Data entries:

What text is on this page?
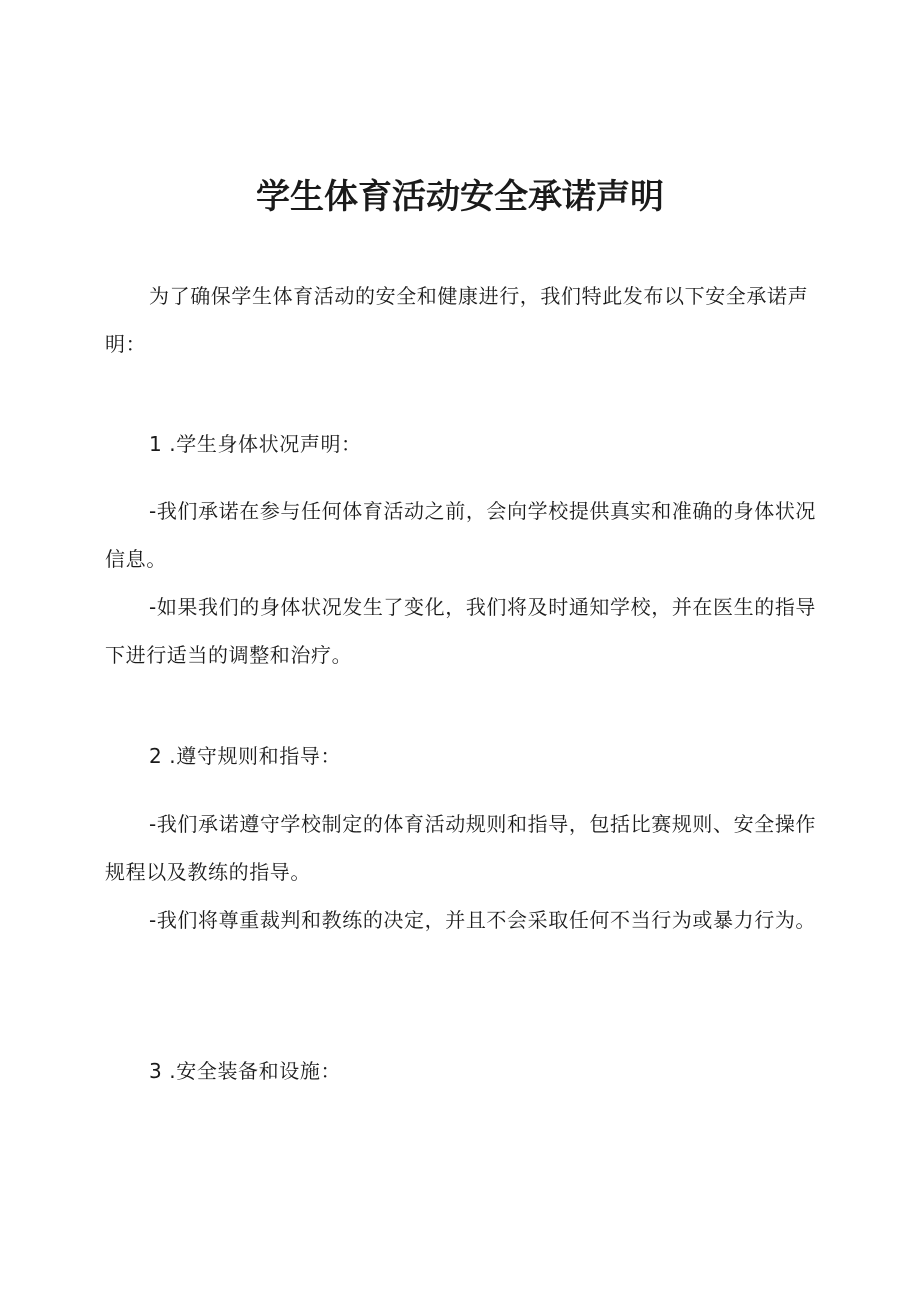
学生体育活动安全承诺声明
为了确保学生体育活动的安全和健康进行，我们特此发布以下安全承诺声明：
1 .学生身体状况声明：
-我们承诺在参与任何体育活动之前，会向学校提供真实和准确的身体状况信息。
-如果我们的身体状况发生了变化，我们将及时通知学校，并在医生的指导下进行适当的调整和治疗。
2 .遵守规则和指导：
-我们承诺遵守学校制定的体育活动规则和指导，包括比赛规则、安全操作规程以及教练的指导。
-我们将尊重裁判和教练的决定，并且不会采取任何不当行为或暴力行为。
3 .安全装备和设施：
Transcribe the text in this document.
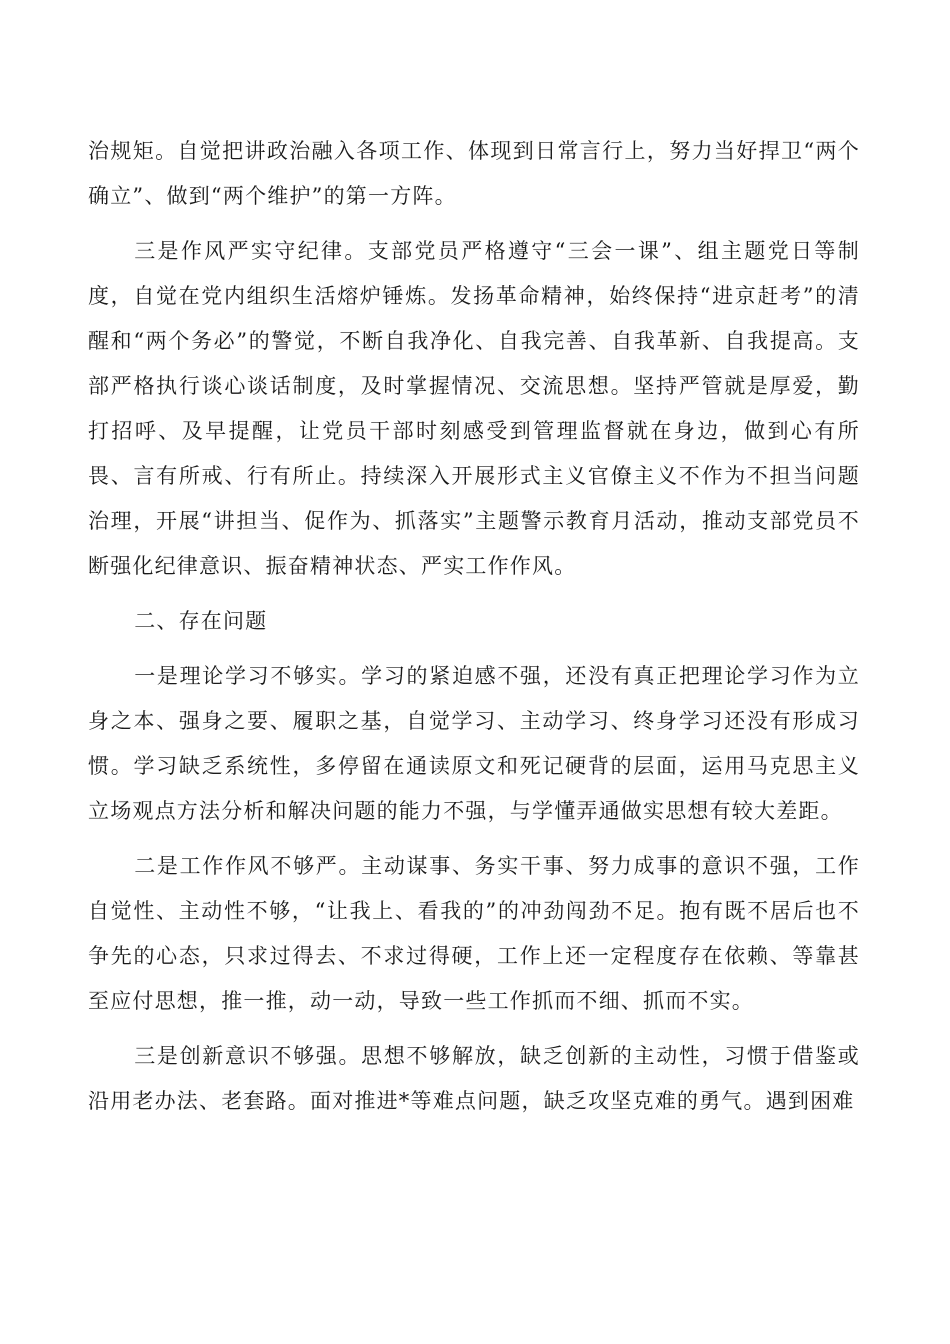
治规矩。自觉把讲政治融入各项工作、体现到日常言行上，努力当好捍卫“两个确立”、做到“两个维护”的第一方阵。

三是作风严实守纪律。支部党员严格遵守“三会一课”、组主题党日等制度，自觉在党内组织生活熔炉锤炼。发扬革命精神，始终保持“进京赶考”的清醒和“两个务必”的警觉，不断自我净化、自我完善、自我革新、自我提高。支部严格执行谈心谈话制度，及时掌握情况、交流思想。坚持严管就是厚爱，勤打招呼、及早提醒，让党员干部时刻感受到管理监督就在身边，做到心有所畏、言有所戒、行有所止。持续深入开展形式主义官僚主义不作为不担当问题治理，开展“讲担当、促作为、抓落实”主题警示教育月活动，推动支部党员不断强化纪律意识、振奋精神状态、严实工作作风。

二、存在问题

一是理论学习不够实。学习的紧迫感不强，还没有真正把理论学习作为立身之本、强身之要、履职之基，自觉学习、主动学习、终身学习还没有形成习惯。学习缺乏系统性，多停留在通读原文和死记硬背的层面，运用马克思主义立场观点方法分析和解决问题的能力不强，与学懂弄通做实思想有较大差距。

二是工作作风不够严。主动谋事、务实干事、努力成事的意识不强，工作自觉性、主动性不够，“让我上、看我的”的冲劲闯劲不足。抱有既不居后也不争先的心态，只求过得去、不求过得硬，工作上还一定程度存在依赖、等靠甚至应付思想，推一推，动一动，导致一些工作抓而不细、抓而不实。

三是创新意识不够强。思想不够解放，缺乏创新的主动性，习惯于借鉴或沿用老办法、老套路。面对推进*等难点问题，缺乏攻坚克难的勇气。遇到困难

## TASK DETAILS:
Copy every record character for character. Skip the pictures.

## EXERCISE RESPONSE:
What text is on this page?
学生体育活动安全承诺声明
为了确保学生体育活动的安全和健康进行，我们特此发布以下安全承诺声明：
1 .学生身体状况声明：
-我们承诺在参与任何体育活动之前，会向学校提供真实和准确的身体状况信息。
-如果我们的身体状况发生了变化，我们将及时通知学校，并在医生的指导下进行适当的调整和治疗。
2 .遵守规则和指导：
-我们承诺遵守学校制定的体育活动规则和指导，包括比赛规则、安全操作规程以及教练的指导。
-我们将尊重裁判和教练的决定，并且不会采取任何不当行为或暴力行为。
3 .安全装备和设施：
Transcribe the text in this document.
治规矩。自觉把讲政治融入各项工作、体现到日常言行上，努力当好捍卫“两个确立”、做到“两个维护”的第一方阵。

三是作风严实守纪律。支部党员严格遵守“三会一课”、组主题党日等制度，自觉在党内组织生活熔炉锤炼。发扬革命精神，始终保持“进京赶考”的清醒和“两个务必”的警觉，不断自我净化、自我完善、自我革新、自我提高。支部严格执行谈心谈话制度，及时掌握情况、交流思想。坚持严管就是厚爱，勤打招呼、及早提醒，让党员干部时刻感受到管理监督就在身边，做到心有所畏、言有所戒、行有所止。持续深入开展形式主义官僚主义不作为不担当问题治理，开展“讲担当、促作为、抓落实”主题警示教育月活动，推动支部党员不断强化纪律意识、振奋精神状态、严实工作作风。

二、存在问题

一是理论学习不够实。学习的紧迫感不强，还没有真正把理论学习作为立身之本、强身之要、履职之基，自觉学习、主动学习、终身学习还没有形成习惯。学习缺乏系统性，多停留在通读原文和死记硬背的层面，运用马克思主义立场观点方法分析和解决问题的能力不强，与学懂弄通做实思想有较大差距。

二是工作作风不够严。主动谋事、务实干事、努力成事的意识不强，工作自觉性、主动性不够，“让我上、看我的”的冲劲闯劲不足。抱有既不居后也不争先的心态，只求过得去、不求过得硬，工作上还一定程度存在依赖、等靠甚至应付思想，推一推，动一动，导致一些工作抓而不细、抓而不实。

三是创新意识不够强。思想不够解放，缺乏创新的主动性，习惯于借鉴或沿用老办法、老套路。面对推进*等难点问题，缺乏攻坚克难的勇气。遇到困难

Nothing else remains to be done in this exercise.